What is required: Give only the number of lines where "جديد" occurs.

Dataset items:
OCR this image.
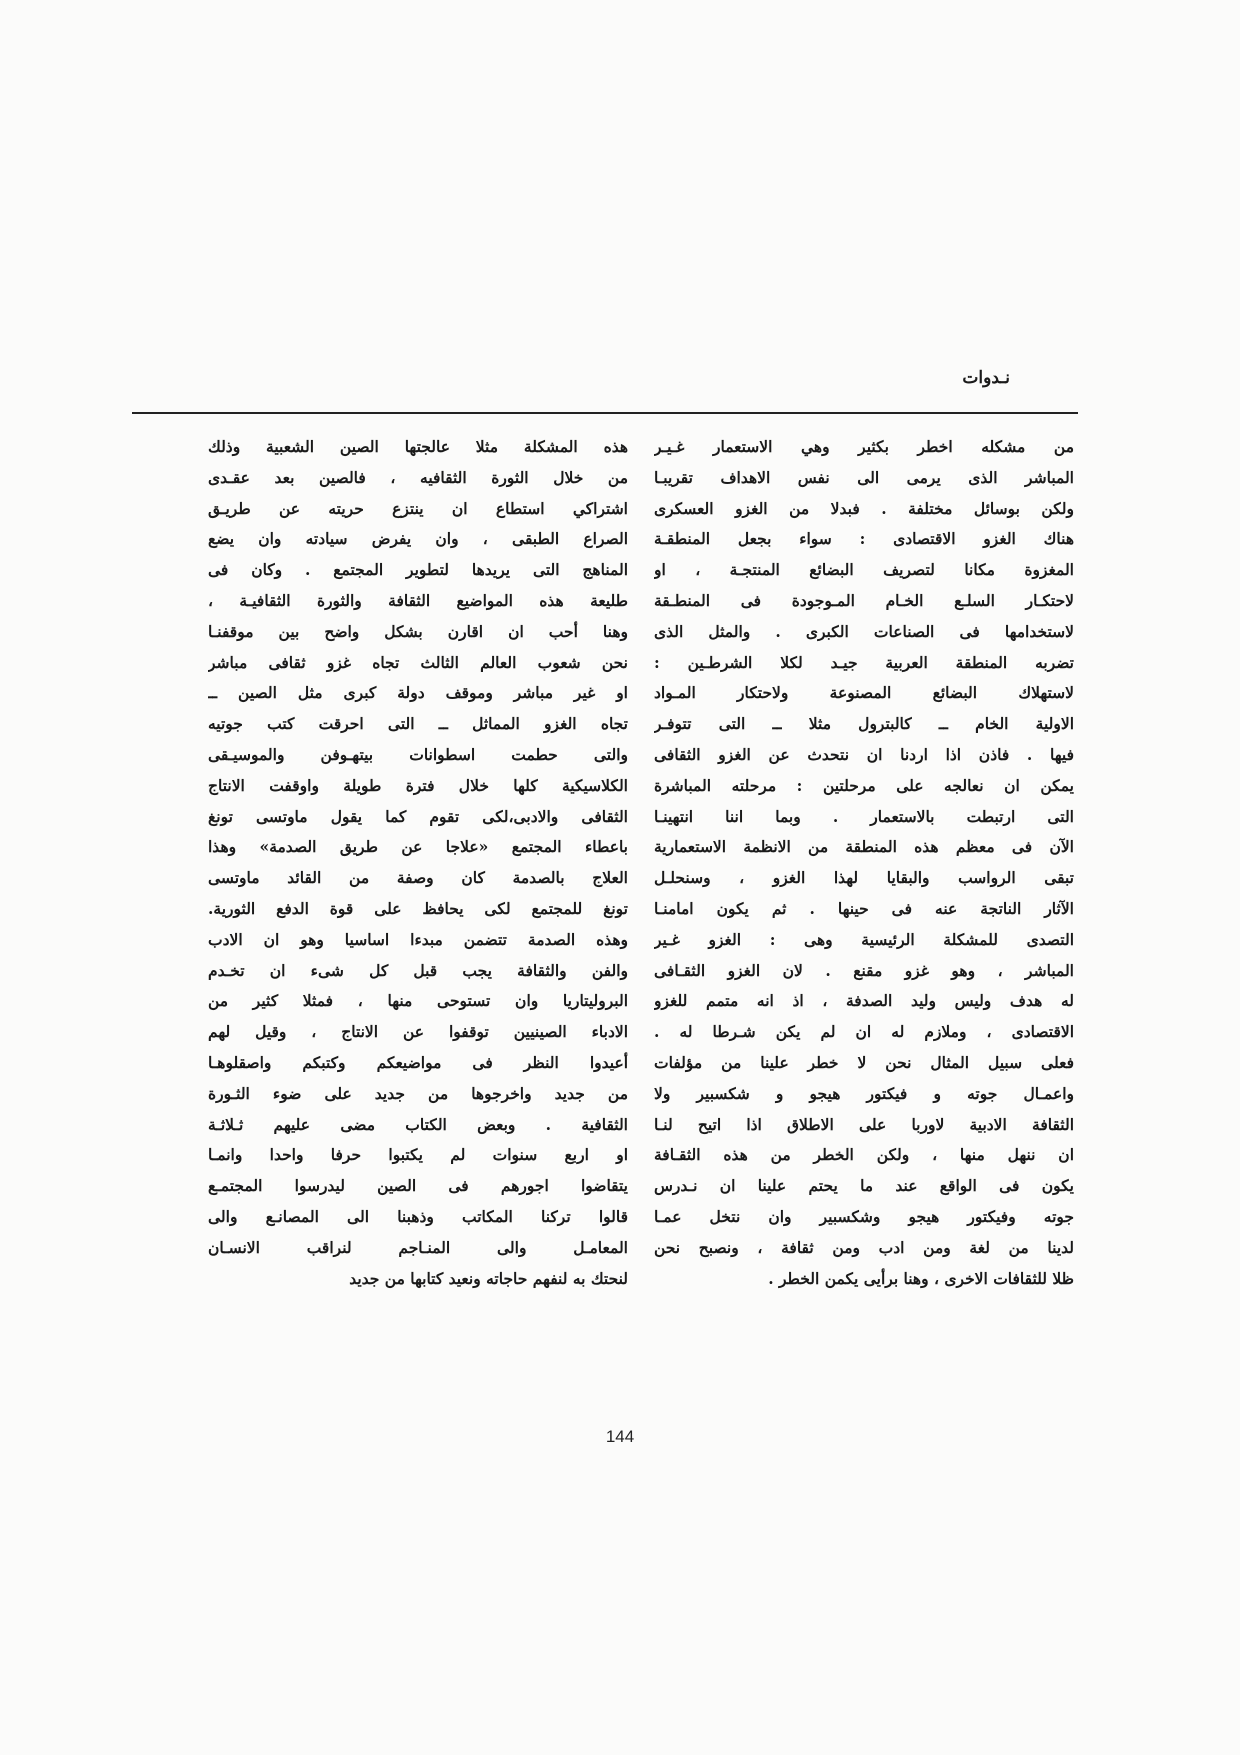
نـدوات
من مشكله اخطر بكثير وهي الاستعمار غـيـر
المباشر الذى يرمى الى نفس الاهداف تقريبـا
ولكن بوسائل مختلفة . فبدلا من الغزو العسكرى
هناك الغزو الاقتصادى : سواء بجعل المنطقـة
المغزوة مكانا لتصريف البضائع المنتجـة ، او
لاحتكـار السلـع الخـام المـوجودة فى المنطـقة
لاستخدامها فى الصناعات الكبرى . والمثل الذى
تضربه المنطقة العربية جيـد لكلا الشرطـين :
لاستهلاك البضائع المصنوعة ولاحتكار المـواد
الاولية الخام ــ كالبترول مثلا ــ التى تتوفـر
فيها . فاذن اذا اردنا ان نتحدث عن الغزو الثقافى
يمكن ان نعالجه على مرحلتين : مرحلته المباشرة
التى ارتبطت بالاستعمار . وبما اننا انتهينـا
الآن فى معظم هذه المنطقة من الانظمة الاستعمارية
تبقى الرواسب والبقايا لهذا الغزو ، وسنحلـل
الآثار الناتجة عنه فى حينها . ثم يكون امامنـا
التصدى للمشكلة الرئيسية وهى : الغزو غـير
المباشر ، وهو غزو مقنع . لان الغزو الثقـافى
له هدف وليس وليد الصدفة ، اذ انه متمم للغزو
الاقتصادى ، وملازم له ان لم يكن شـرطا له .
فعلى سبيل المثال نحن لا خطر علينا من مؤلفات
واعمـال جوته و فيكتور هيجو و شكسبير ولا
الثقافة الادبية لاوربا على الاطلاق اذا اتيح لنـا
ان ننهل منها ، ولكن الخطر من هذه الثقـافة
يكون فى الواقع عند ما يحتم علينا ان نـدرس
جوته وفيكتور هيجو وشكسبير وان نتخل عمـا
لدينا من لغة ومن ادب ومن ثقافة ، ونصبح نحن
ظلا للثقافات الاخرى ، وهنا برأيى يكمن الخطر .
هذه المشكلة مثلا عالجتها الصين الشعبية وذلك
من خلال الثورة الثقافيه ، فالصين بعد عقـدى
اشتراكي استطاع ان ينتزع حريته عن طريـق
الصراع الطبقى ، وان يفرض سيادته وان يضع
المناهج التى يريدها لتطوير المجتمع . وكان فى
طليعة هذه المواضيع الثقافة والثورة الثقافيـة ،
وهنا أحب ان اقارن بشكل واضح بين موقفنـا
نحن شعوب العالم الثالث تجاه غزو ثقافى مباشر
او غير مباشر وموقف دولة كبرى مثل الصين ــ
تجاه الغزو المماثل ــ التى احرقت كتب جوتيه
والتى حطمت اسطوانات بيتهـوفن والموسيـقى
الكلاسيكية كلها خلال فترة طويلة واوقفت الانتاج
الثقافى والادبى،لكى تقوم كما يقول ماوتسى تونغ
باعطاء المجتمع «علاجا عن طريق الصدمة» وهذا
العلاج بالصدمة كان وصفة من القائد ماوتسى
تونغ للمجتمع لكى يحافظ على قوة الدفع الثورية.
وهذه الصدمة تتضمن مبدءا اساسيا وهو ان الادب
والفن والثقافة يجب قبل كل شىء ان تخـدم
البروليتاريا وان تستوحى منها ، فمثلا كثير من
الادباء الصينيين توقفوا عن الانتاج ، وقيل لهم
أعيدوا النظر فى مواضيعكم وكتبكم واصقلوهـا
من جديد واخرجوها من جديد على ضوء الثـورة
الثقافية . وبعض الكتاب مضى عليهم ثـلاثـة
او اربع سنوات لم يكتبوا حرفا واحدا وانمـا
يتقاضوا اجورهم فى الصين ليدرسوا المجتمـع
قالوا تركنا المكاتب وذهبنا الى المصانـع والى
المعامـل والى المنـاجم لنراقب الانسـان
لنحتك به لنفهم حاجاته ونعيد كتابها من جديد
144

---

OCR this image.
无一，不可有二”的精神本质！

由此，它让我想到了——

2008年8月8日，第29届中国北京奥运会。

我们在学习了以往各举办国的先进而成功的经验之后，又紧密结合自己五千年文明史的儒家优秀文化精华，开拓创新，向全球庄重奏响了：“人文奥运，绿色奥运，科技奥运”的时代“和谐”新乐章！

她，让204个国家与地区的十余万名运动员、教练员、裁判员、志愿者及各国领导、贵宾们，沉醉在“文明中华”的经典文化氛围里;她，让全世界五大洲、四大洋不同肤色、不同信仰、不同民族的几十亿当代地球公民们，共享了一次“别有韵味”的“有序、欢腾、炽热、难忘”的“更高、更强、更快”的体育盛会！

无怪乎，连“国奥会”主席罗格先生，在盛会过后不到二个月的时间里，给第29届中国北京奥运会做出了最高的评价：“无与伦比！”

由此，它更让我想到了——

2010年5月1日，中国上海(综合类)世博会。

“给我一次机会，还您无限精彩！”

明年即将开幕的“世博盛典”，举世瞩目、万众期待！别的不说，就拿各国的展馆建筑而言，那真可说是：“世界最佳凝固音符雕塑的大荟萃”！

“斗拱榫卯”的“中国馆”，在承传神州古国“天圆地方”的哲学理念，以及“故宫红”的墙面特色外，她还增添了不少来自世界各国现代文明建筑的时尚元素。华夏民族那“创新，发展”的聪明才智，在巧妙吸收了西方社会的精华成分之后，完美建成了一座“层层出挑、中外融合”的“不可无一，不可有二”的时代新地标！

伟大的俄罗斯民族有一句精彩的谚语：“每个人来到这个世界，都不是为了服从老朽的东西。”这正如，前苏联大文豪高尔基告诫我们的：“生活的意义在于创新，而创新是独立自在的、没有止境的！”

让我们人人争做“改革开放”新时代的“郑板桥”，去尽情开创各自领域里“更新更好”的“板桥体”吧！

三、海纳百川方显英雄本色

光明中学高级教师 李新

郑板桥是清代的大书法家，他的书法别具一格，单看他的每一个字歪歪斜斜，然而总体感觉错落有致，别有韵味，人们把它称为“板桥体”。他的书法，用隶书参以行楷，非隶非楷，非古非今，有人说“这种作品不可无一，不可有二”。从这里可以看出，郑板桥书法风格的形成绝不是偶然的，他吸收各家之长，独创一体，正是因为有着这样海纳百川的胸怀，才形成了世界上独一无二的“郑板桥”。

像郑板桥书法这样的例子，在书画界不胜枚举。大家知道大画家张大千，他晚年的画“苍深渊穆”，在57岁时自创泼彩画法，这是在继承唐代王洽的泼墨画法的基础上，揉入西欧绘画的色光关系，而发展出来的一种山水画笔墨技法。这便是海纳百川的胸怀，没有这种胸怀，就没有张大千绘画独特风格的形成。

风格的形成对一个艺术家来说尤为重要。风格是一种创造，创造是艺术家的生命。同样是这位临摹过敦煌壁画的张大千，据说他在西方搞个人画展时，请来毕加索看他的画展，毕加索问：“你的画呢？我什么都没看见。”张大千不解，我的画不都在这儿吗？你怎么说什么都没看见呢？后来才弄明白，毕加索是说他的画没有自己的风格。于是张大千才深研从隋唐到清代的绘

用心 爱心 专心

==

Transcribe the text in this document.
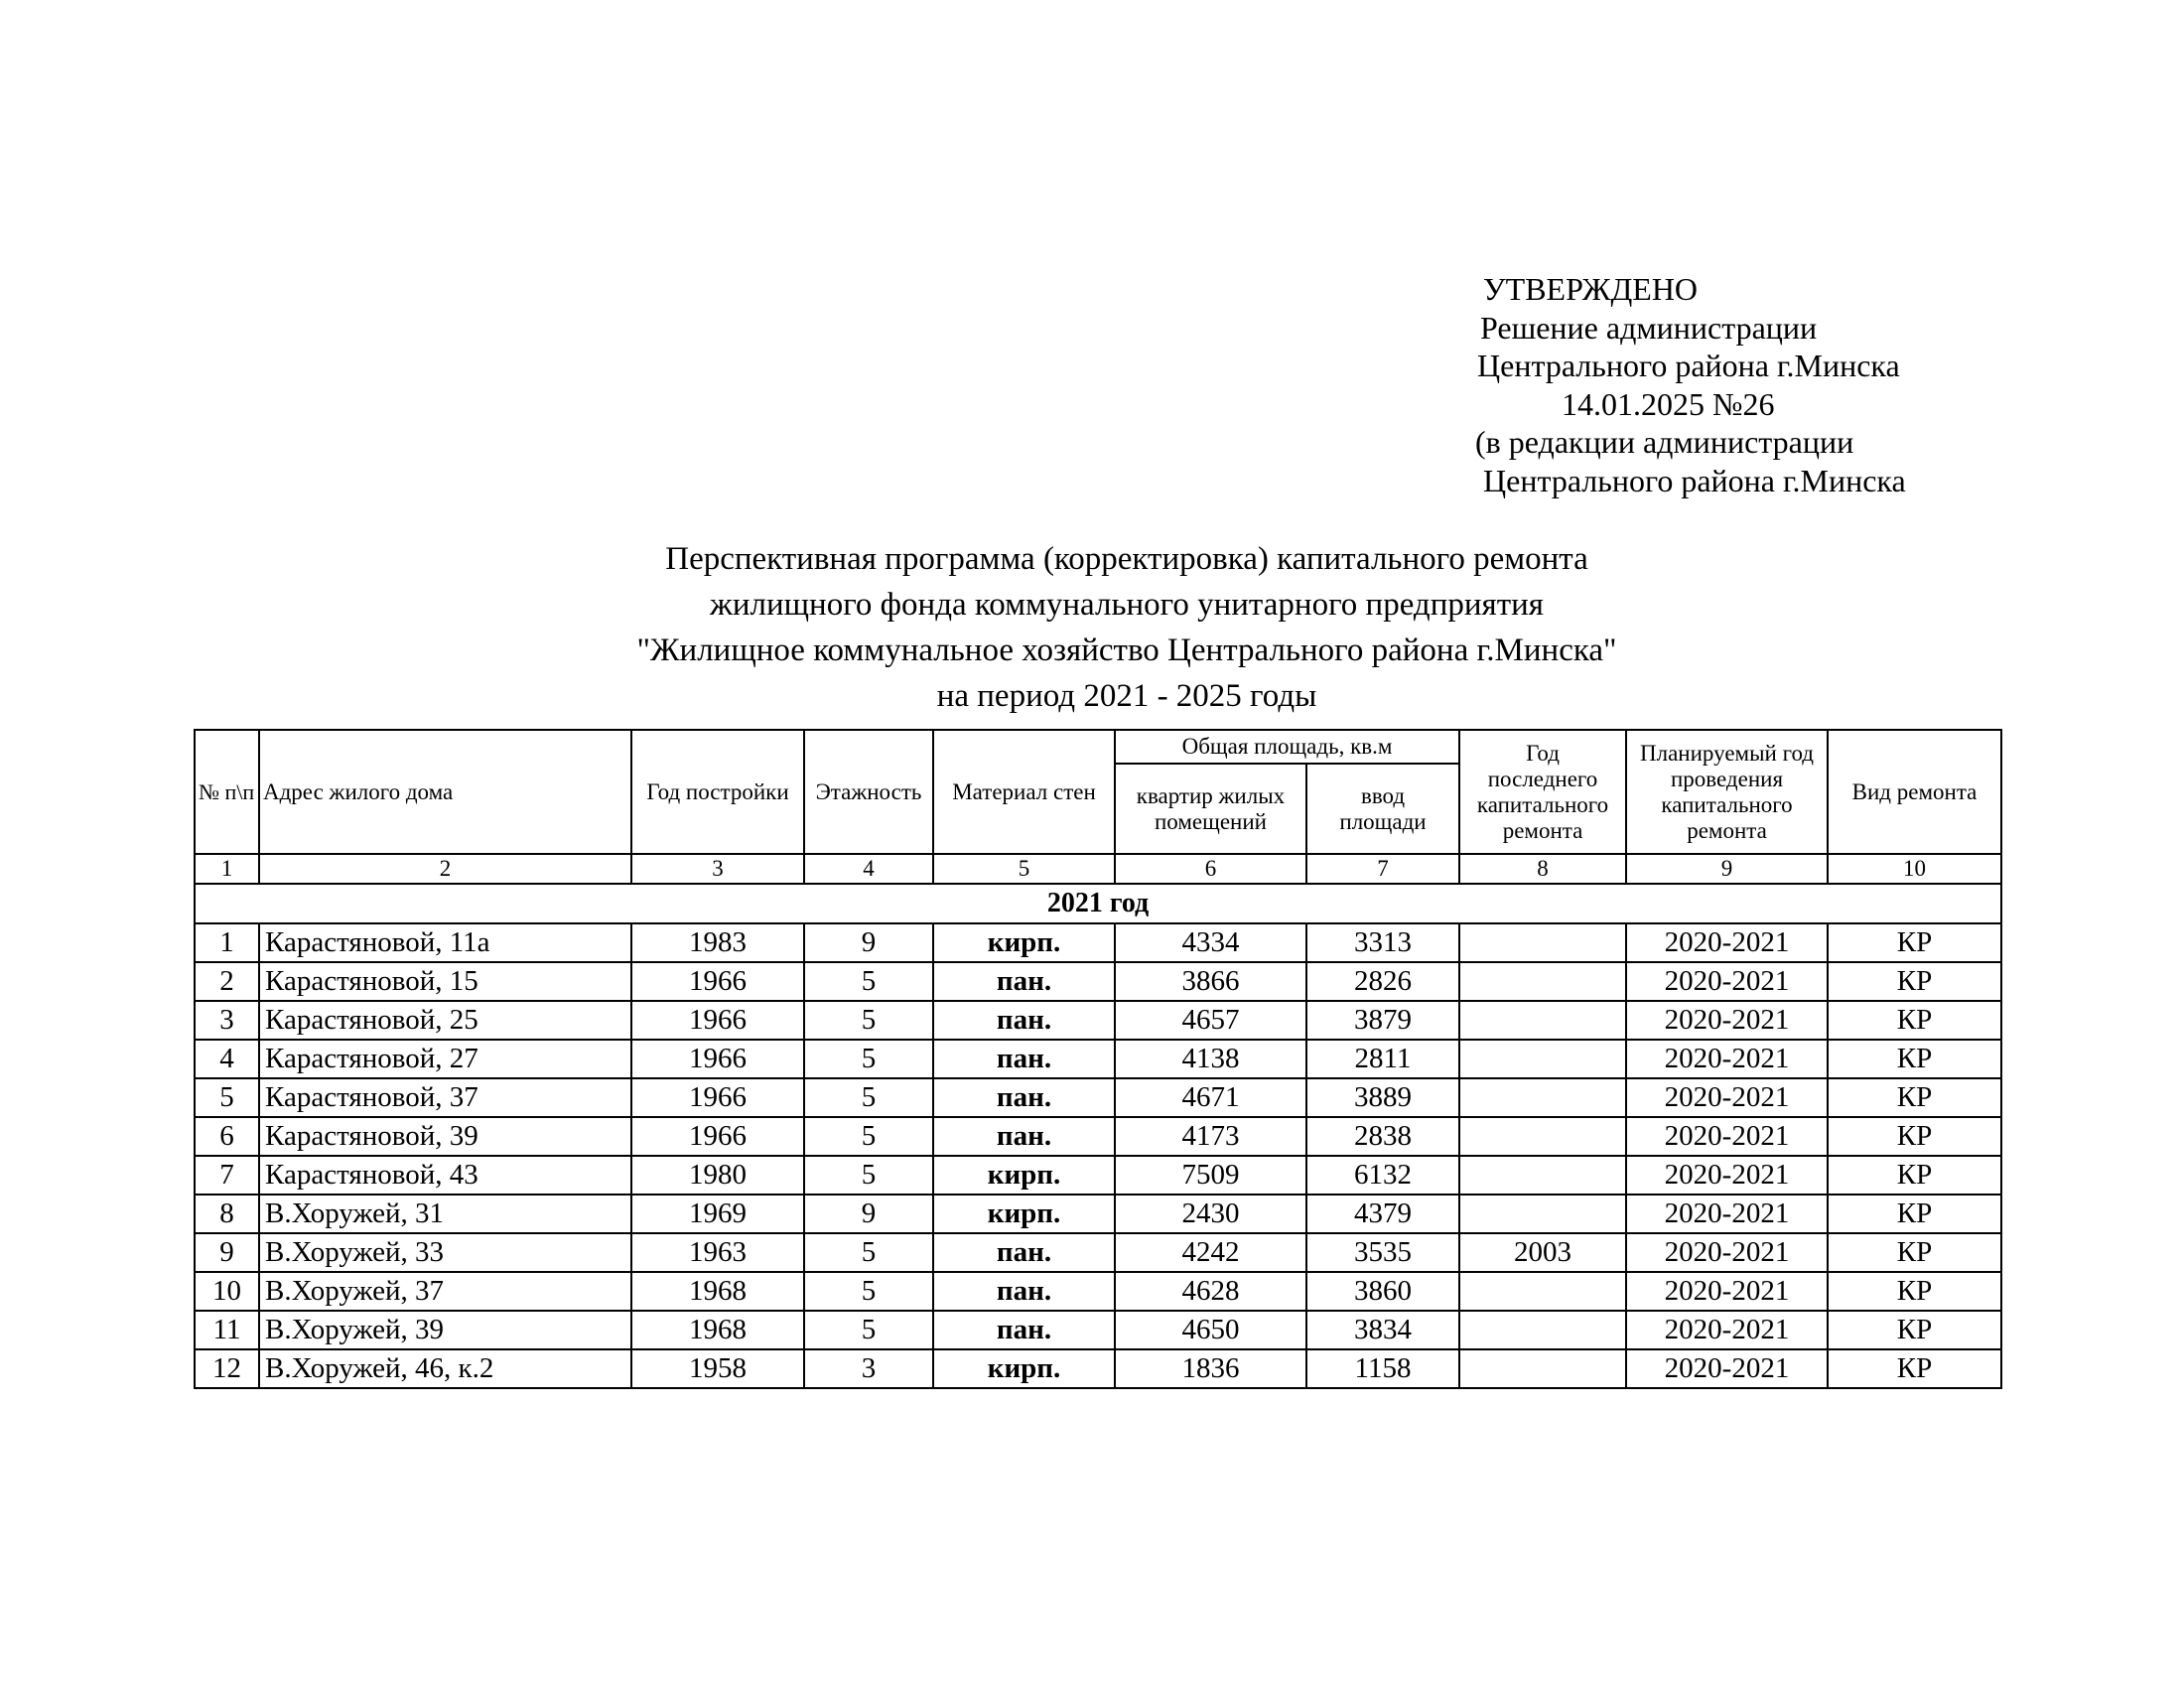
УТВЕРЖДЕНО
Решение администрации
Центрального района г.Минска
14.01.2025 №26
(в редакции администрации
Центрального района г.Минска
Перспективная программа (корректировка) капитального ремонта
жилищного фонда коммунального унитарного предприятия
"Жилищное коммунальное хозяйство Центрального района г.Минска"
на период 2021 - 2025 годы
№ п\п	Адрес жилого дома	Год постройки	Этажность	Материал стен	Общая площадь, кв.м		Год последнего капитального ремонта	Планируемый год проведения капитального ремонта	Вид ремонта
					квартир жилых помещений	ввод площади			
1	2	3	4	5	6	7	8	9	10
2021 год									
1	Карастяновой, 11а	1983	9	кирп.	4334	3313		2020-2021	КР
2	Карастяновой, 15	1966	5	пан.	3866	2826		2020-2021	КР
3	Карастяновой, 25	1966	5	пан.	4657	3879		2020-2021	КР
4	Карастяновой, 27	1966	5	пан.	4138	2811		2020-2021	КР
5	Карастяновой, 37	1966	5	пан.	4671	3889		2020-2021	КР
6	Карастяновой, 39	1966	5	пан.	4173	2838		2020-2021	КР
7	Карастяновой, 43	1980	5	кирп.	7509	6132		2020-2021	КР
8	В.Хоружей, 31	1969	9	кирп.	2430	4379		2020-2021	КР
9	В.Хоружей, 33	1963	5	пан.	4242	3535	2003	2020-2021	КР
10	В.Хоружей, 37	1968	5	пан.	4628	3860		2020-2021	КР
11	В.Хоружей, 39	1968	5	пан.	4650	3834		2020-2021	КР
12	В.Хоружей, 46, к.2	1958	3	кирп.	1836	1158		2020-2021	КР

Exercise solution: 2